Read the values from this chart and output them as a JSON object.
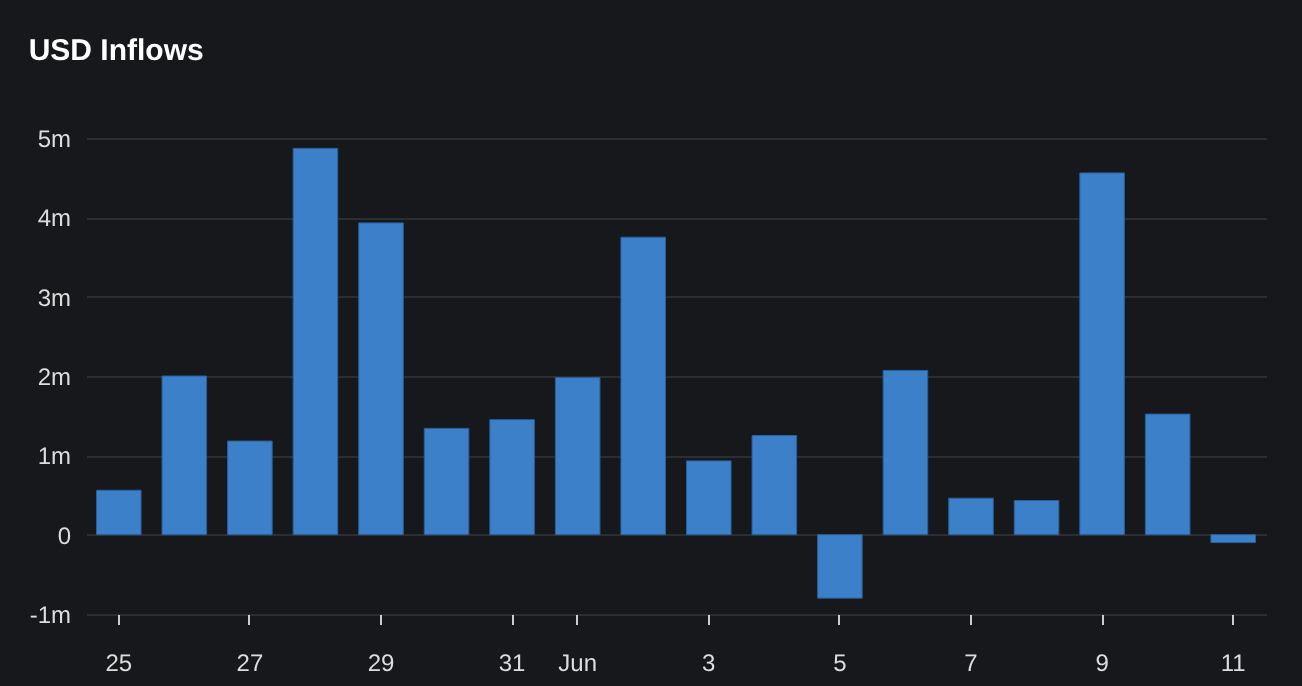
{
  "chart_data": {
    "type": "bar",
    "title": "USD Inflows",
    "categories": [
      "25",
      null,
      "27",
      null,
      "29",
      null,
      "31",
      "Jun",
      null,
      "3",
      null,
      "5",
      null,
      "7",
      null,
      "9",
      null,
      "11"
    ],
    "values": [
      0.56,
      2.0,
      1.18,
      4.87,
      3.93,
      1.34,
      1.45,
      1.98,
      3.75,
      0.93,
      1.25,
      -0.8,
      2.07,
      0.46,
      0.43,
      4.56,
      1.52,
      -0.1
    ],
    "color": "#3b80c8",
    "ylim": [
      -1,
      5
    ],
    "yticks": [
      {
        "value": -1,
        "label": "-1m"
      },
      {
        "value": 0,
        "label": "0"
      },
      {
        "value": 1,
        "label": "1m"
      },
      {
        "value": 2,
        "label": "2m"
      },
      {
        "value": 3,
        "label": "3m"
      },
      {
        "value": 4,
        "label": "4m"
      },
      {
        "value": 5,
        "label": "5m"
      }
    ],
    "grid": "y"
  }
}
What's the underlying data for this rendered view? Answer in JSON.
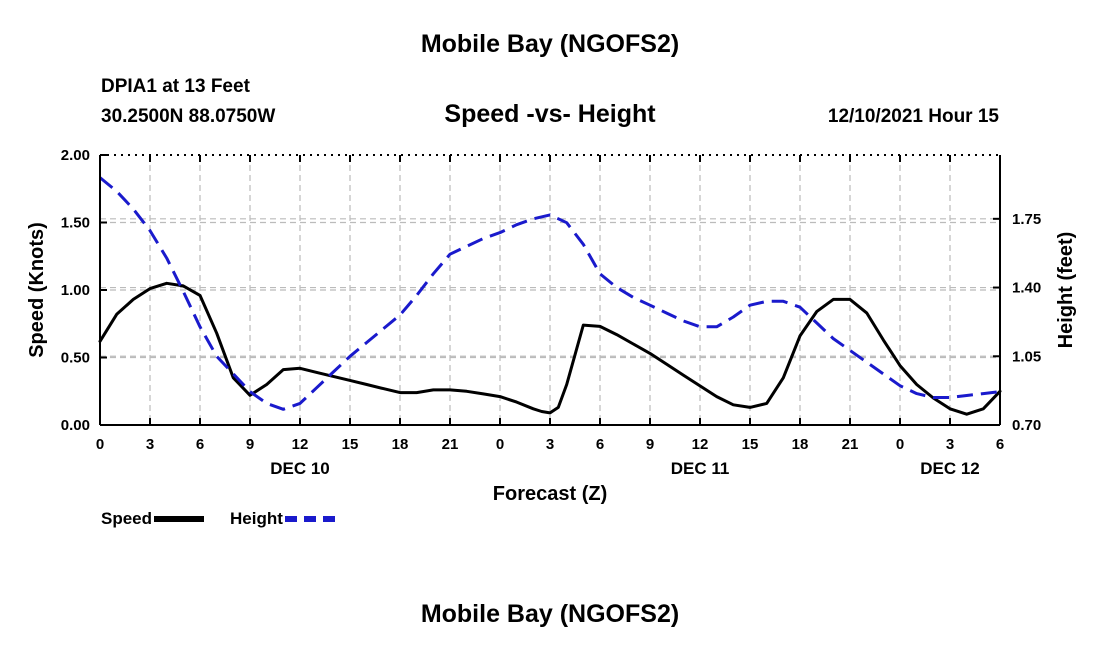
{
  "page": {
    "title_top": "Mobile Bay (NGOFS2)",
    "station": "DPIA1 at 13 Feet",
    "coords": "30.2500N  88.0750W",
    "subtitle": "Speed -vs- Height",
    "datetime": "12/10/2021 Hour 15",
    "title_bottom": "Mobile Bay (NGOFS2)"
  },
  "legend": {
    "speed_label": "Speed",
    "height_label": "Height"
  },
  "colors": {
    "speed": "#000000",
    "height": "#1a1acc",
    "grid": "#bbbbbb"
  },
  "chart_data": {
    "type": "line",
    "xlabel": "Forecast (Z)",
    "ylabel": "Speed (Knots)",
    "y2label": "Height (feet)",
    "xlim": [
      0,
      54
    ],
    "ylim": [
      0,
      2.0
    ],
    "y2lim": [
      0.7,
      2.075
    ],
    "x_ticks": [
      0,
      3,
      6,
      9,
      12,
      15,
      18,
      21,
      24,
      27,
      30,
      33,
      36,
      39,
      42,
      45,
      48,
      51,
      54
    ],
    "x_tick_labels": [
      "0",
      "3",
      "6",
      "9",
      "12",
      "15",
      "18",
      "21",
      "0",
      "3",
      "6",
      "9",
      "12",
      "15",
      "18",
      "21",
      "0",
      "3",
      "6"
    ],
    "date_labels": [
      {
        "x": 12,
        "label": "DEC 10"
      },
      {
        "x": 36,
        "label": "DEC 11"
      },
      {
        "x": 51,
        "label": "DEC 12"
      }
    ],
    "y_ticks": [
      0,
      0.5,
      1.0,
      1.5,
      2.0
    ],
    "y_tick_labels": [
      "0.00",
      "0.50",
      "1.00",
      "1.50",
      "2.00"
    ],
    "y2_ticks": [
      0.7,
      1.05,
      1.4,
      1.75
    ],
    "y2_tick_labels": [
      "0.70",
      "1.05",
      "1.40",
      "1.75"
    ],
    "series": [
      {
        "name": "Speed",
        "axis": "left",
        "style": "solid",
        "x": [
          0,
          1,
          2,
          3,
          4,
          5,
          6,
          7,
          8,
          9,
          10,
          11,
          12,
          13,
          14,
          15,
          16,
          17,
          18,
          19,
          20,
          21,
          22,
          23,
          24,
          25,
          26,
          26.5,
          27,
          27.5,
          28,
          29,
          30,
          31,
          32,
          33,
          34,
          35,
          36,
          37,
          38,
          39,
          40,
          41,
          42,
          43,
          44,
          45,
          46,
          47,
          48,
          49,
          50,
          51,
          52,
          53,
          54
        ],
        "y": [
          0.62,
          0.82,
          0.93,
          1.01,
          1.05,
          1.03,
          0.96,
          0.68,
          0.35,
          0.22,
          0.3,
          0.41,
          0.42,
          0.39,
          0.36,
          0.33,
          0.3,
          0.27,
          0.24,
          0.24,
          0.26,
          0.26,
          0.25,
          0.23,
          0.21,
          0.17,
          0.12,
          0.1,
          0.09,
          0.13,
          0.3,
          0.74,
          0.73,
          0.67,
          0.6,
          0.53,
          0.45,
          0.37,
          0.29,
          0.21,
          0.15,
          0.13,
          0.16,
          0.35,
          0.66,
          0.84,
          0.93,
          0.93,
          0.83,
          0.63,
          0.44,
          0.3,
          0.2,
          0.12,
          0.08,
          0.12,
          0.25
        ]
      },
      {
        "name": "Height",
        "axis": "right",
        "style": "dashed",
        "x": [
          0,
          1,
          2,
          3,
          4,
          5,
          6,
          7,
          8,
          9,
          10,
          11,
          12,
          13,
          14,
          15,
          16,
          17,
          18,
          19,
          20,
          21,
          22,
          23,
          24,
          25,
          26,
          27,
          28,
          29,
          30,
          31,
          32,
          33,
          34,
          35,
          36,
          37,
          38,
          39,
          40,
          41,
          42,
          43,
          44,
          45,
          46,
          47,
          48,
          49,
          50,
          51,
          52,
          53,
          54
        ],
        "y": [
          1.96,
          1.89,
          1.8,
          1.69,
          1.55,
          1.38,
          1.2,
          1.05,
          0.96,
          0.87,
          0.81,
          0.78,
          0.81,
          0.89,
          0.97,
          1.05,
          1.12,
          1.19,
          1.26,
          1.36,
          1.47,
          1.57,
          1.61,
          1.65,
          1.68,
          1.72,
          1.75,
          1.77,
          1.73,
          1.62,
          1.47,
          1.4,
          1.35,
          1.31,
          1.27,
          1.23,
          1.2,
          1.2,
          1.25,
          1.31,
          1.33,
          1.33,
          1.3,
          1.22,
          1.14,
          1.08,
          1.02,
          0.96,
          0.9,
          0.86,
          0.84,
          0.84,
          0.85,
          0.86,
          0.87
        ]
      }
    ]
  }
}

+ + + +

> **PROBLEM DETAILS**
Count the lines above that contain the word "this", and give only that number.

> **FULL SOLUTION**
2